■ **EXTRACTED DATA**:
# # # # # # #

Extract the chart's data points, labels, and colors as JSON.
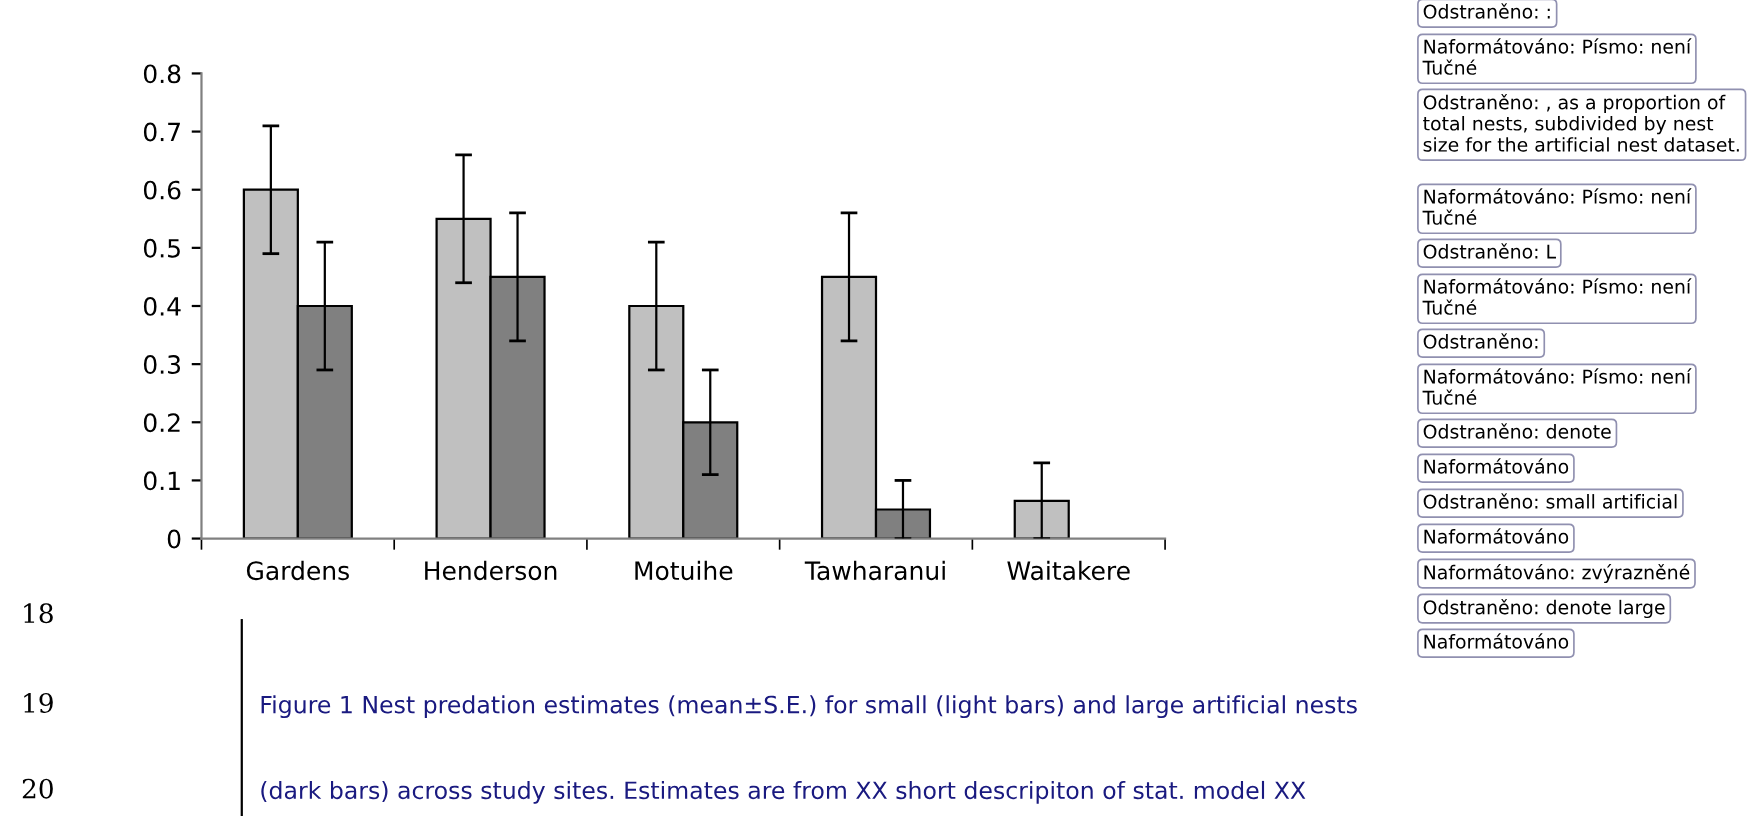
{
  "chart_data": {
    "type": "bar",
    "categories": [
      "Gardens",
      "Henderson",
      "Motuihe",
      "Tawharanui",
      "Waitakere"
    ],
    "series": [
      {
        "color": "#c0c0c0",
        "values": [
          0.6,
          0.55,
          0.4,
          0.45,
          0.065
        ],
        "errors": [
          0.11,
          0.11,
          0.11,
          0.11,
          0.065
        ]
      },
      {
        "color": "#808080",
        "values": [
          0.4,
          0.45,
          0.2,
          0.05,
          null
        ],
        "errors": [
          0.11,
          0.11,
          0.09,
          0.05,
          null
        ]
      }
    ],
    "ylim": [
      0,
      0.8
    ],
    "yticks": [
      0,
      0.1,
      0.2,
      0.3,
      0.4,
      0.5,
      0.6,
      0.7,
      0.8
    ],
    "grid": false,
    "legend": false,
    "annotations": [
      "18",
      "19",
      "20",
      "Figure 1 Nest predation estimates (mean±S.E.) for small (light bars) and large artificial nests",
      "(dark bars) across study sites. Estimates are from XX short descripiton of stat. model XX",
      "Odstraněno: :",
      "Naformátováno: Písmo: není Tučné",
      "Odstraněno: , as a proportion of total nests, subdivided by nest size for the artificial nest dataset.",
      "Naformátováno: Písmo: není Tučné",
      "Odstraněno: L",
      "Naformátováno: Písmo: není Tučné",
      "Odstraněno:",
      "Naformátováno: Písmo: není Tučné",
      "Odstraněno: denote",
      "Naformátováno",
      "Odstraněno: small artificial",
      "Naformátováno",
      "Naformátováno: zvýrazněné",
      "Odstraněno: denote large",
      "Naformátováno"
    ]
  }
}
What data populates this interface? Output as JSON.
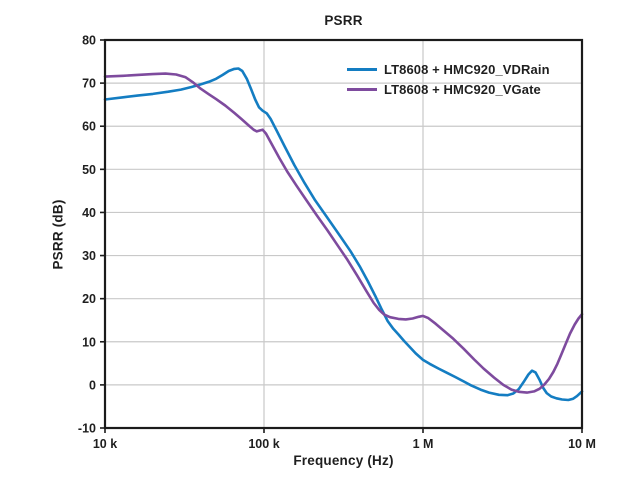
{
  "chart_data": {
    "type": "line",
    "title": "PSRR",
    "xlabel": "Frequency (Hz)",
    "ylabel": "PSRR (dB)",
    "x_scale": "log",
    "xlim": [
      10000,
      10000000
    ],
    "ylim": [
      -10,
      80
    ],
    "ytick_step": 10,
    "grid": true,
    "legend_position": "top-right-inside",
    "colors": {
      "axis": "#1b1b1b",
      "grid": "#c9c9c9",
      "text": "#1f1f1f",
      "background": "#ffffff"
    },
    "yticks": [
      {
        "value": 80,
        "label": "80"
      },
      {
        "value": 70,
        "label": "70"
      },
      {
        "value": 60,
        "label": "60"
      },
      {
        "value": 50,
        "label": "50"
      },
      {
        "value": 40,
        "label": "40"
      },
      {
        "value": 30,
        "label": "30"
      },
      {
        "value": 20,
        "label": "20"
      },
      {
        "value": 10,
        "label": "10"
      },
      {
        "value": 0,
        "label": "0"
      },
      {
        "value": -10,
        "label": "-10"
      }
    ],
    "xticks": [
      {
        "value": 10000,
        "label": "10 k"
      },
      {
        "value": 100000,
        "label": "100 k"
      },
      {
        "value": 1000000,
        "label": "1 M"
      },
      {
        "value": 10000000,
        "label": "10 M"
      }
    ],
    "series": [
      {
        "name": "LT8608 + HMC920_VDRain",
        "color": "#147dc2",
        "points": [
          [
            10000,
            66.2
          ],
          [
            13000,
            66.7
          ],
          [
            16000,
            67.1
          ],
          [
            20000,
            67.5
          ],
          [
            25000,
            68.0
          ],
          [
            30000,
            68.5
          ],
          [
            35000,
            69.1
          ],
          [
            40000,
            69.7
          ],
          [
            45000,
            70.3
          ],
          [
            50000,
            71.0
          ],
          [
            55000,
            71.9
          ],
          [
            60000,
            72.8
          ],
          [
            65000,
            73.3
          ],
          [
            69000,
            73.4
          ],
          [
            73000,
            72.8
          ],
          [
            78000,
            71.0
          ],
          [
            83000,
            68.6
          ],
          [
            88000,
            66.2
          ],
          [
            93000,
            64.4
          ],
          [
            98000,
            63.6
          ],
          [
            104000,
            63.0
          ],
          [
            110000,
            61.7
          ],
          [
            120000,
            59.0
          ],
          [
            135000,
            55.3
          ],
          [
            155000,
            51.0
          ],
          [
            180000,
            46.8
          ],
          [
            210000,
            42.8
          ],
          [
            250000,
            38.8
          ],
          [
            300000,
            34.6
          ],
          [
            350000,
            31.0
          ],
          [
            400000,
            27.5
          ],
          [
            450000,
            24.0
          ],
          [
            500000,
            20.7
          ],
          [
            550000,
            17.5
          ],
          [
            600000,
            14.8
          ],
          [
            650000,
            13.0
          ],
          [
            700000,
            11.7
          ],
          [
            760000,
            10.2
          ],
          [
            830000,
            8.7
          ],
          [
            900000,
            7.3
          ],
          [
            1000000,
            5.8
          ],
          [
            1100000,
            4.9
          ],
          [
            1250000,
            3.8
          ],
          [
            1400000,
            2.9
          ],
          [
            1600000,
            1.8
          ],
          [
            1800000,
            0.8
          ],
          [
            2000000,
            -0.1
          ],
          [
            2300000,
            -1.1
          ],
          [
            2600000,
            -1.8
          ],
          [
            3000000,
            -2.3
          ],
          [
            3400000,
            -2.4
          ],
          [
            3700000,
            -2.0
          ],
          [
            4000000,
            -1.0
          ],
          [
            4300000,
            0.7
          ],
          [
            4600000,
            2.4
          ],
          [
            4850000,
            3.3
          ],
          [
            5100000,
            2.9
          ],
          [
            5400000,
            1.2
          ],
          [
            5700000,
            -0.7
          ],
          [
            6000000,
            -1.9
          ],
          [
            6400000,
            -2.7
          ],
          [
            6900000,
            -3.1
          ],
          [
            7500000,
            -3.4
          ],
          [
            8200000,
            -3.5
          ],
          [
            8800000,
            -3.2
          ],
          [
            9300000,
            -2.6
          ],
          [
            10000000,
            -1.5
          ]
        ]
      },
      {
        "name": "LT8608 + HMC920_VGate",
        "color": "#7e4b9e",
        "points": [
          [
            10000,
            71.5
          ],
          [
            13000,
            71.7
          ],
          [
            16000,
            71.9
          ],
          [
            20000,
            72.1
          ],
          [
            24000,
            72.2
          ],
          [
            28000,
            72.0
          ],
          [
            32000,
            71.4
          ],
          [
            36000,
            70.1
          ],
          [
            40000,
            68.7
          ],
          [
            45000,
            67.4
          ],
          [
            50000,
            66.3
          ],
          [
            57000,
            64.8
          ],
          [
            65000,
            63.1
          ],
          [
            72000,
            61.7
          ],
          [
            80000,
            60.2
          ],
          [
            86000,
            59.2
          ],
          [
            90000,
            58.8
          ],
          [
            94000,
            59.0
          ],
          [
            98000,
            59.2
          ],
          [
            103000,
            58.3
          ],
          [
            112000,
            55.8
          ],
          [
            125000,
            52.6
          ],
          [
            140000,
            49.5
          ],
          [
            160000,
            46.2
          ],
          [
            185000,
            42.8
          ],
          [
            215000,
            39.3
          ],
          [
            250000,
            35.9
          ],
          [
            290000,
            32.4
          ],
          [
            335000,
            29.0
          ],
          [
            385000,
            25.4
          ],
          [
            440000,
            21.8
          ],
          [
            490000,
            19.0
          ],
          [
            530000,
            17.4
          ],
          [
            570000,
            16.3
          ],
          [
            620000,
            15.7
          ],
          [
            700000,
            15.3
          ],
          [
            780000,
            15.2
          ],
          [
            860000,
            15.4
          ],
          [
            940000,
            15.8
          ],
          [
            1000000,
            16.0
          ],
          [
            1080000,
            15.5
          ],
          [
            1200000,
            14.2
          ],
          [
            1350000,
            12.6
          ],
          [
            1550000,
            10.7
          ],
          [
            1800000,
            8.4
          ],
          [
            2100000,
            5.9
          ],
          [
            2400000,
            3.8
          ],
          [
            2800000,
            1.7
          ],
          [
            3200000,
            0.0
          ],
          [
            3600000,
            -1.1
          ],
          [
            4000000,
            -1.6
          ],
          [
            4500000,
            -1.8
          ],
          [
            5000000,
            -1.5
          ],
          [
            5400000,
            -0.9
          ],
          [
            5800000,
            0.1
          ],
          [
            6200000,
            1.4
          ],
          [
            6600000,
            3.0
          ],
          [
            7000000,
            4.9
          ],
          [
            7400000,
            7.0
          ],
          [
            7900000,
            9.5
          ],
          [
            8400000,
            11.9
          ],
          [
            9000000,
            14.0
          ],
          [
            9500000,
            15.4
          ],
          [
            10000000,
            16.4
          ]
        ]
      }
    ]
  }
}
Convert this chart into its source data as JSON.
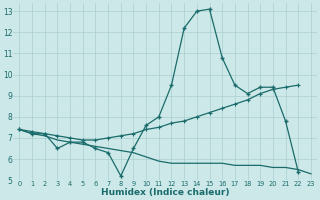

# # # # # # #

Find the word "large" and list each line it appears in.

      "Figure 1 Nest predation estimates (mean±S.E.) for small (light bars) and large artificial nests",
      "Odstraněno: denote large",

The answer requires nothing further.